▶ _WHAT TO DO_
Give the listing again character for character, but drop the images.

Dataset entries on figures
------------------------------------------------

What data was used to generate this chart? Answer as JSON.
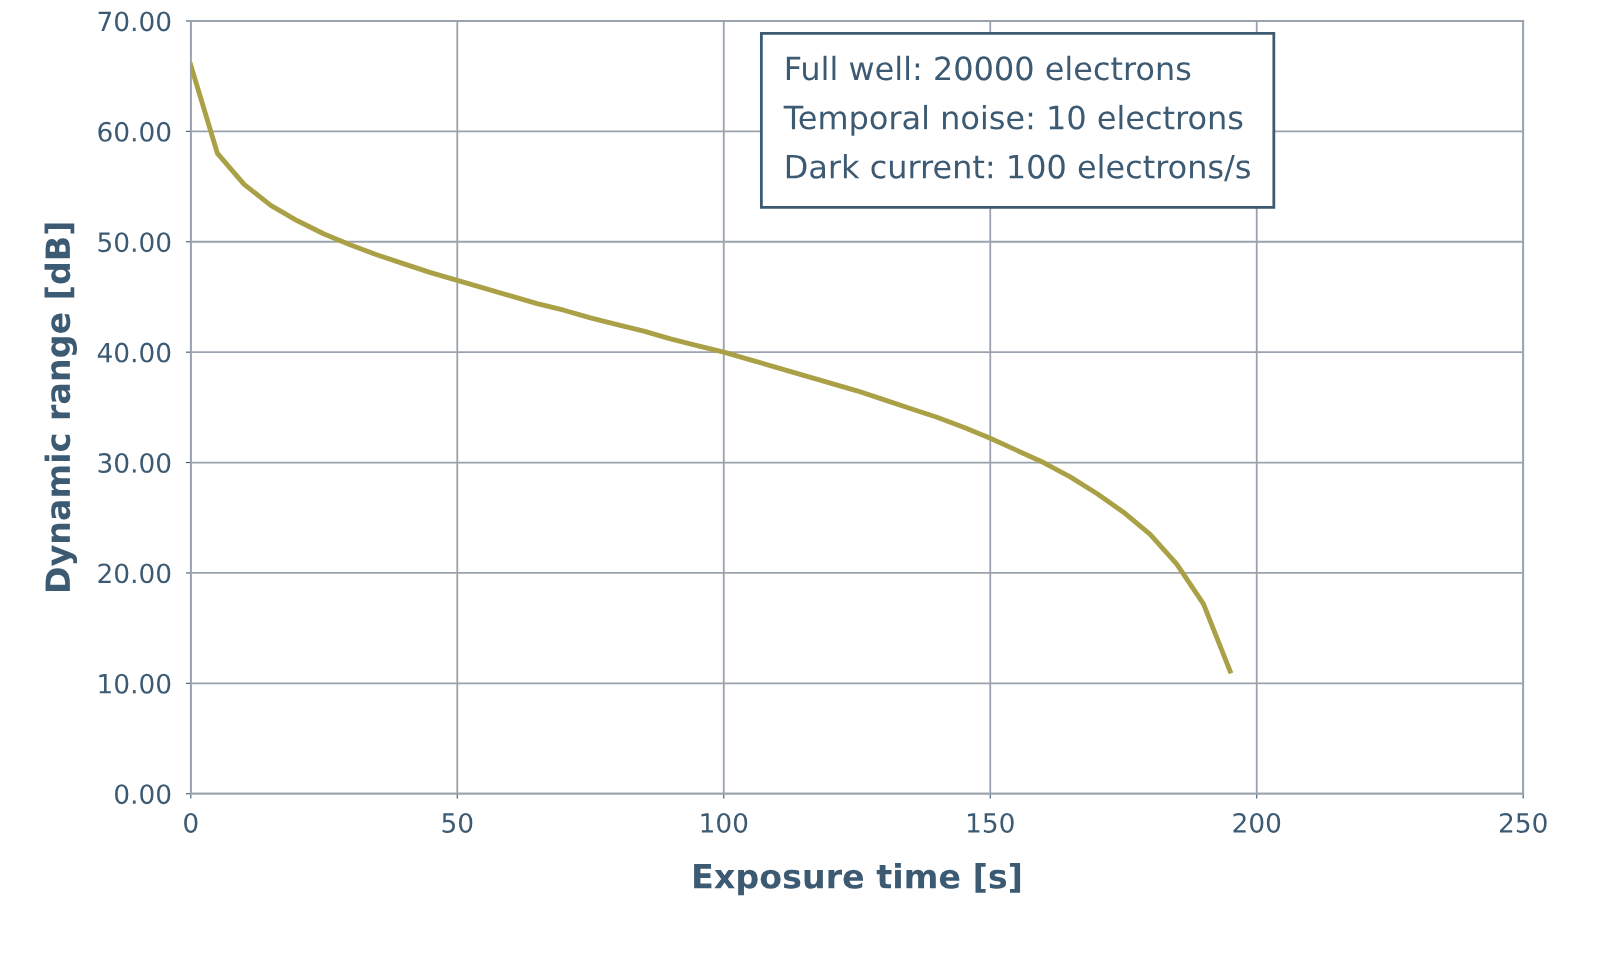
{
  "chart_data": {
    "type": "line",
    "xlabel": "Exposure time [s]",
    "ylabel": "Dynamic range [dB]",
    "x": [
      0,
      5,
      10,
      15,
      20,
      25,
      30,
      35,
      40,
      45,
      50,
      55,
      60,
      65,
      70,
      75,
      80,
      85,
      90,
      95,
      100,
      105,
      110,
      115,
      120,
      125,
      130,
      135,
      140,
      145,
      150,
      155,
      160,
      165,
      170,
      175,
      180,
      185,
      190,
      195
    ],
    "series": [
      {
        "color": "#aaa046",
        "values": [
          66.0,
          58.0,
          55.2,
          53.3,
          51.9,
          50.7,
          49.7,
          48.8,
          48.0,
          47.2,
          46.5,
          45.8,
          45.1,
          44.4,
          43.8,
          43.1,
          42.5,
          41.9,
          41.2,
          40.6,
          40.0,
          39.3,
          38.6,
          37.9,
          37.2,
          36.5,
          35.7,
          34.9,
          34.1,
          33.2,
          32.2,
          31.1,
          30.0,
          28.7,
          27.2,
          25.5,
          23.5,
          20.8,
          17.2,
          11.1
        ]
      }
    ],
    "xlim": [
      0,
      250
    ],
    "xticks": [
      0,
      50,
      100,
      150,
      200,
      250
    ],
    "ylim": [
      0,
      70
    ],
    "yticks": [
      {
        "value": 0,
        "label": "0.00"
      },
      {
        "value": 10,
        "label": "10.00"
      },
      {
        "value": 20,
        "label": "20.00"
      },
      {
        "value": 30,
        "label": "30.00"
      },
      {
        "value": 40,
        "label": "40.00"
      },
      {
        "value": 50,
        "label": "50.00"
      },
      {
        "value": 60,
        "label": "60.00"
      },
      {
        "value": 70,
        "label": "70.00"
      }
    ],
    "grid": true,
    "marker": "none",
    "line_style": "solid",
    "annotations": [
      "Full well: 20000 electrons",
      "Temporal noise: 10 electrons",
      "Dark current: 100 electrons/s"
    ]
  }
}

------------------------------------------------

▶ _WRITTEN REPLY_
What data was used to generate this chart? Answer as JSON.
{
  "chart_data": {
    "type": "line",
    "xlabel": "Exposure time [s]",
    "ylabel": "Dynamic range [dB]",
    "x": [
      0,
      5,
      10,
      15,
      20,
      25,
      30,
      35,
      40,
      45,
      50,
      55,
      60,
      65,
      70,
      75,
      80,
      85,
      90,
      95,
      100,
      105,
      110,
      115,
      120,
      125,
      130,
      135,
      140,
      145,
      150,
      155,
      160,
      165,
      170,
      175,
      180,
      185,
      190,
      195
    ],
    "series": [
      {
        "color": "#aaa046",
        "values": [
          66.0,
          58.0,
          55.2,
          53.3,
          51.9,
          50.7,
          49.7,
          48.8,
          48.0,
          47.2,
          46.5,
          45.8,
          45.1,
          44.4,
          43.8,
          43.1,
          42.5,
          41.9,
          41.2,
          40.6,
          40.0,
          39.3,
          38.6,
          37.9,
          37.2,
          36.5,
          35.7,
          34.9,
          34.1,
          33.2,
          32.2,
          31.1,
          30.0,
          28.7,
          27.2,
          25.5,
          23.5,
          20.8,
          17.2,
          11.1
        ]
      }
    ],
    "xlim": [
      0,
      250
    ],
    "xticks": [
      0,
      50,
      100,
      150,
      200,
      250
    ],
    "ylim": [
      0,
      70
    ],
    "yticks": [
      {
        "value": 0,
        "label": "0.00"
      },
      {
        "value": 10,
        "label": "10.00"
      },
      {
        "value": 20,
        "label": "20.00"
      },
      {
        "value": 30,
        "label": "30.00"
      },
      {
        "value": 40,
        "label": "40.00"
      },
      {
        "value": 50,
        "label": "50.00"
      },
      {
        "value": 60,
        "label": "60.00"
      },
      {
        "value": 70,
        "label": "70.00"
      }
    ],
    "grid": true,
    "marker": "none",
    "line_style": "solid",
    "annotations": [
      "Full well: 20000 electrons",
      "Temporal noise: 10 electrons",
      "Dark current: 100 electrons/s"
    ]
  }
}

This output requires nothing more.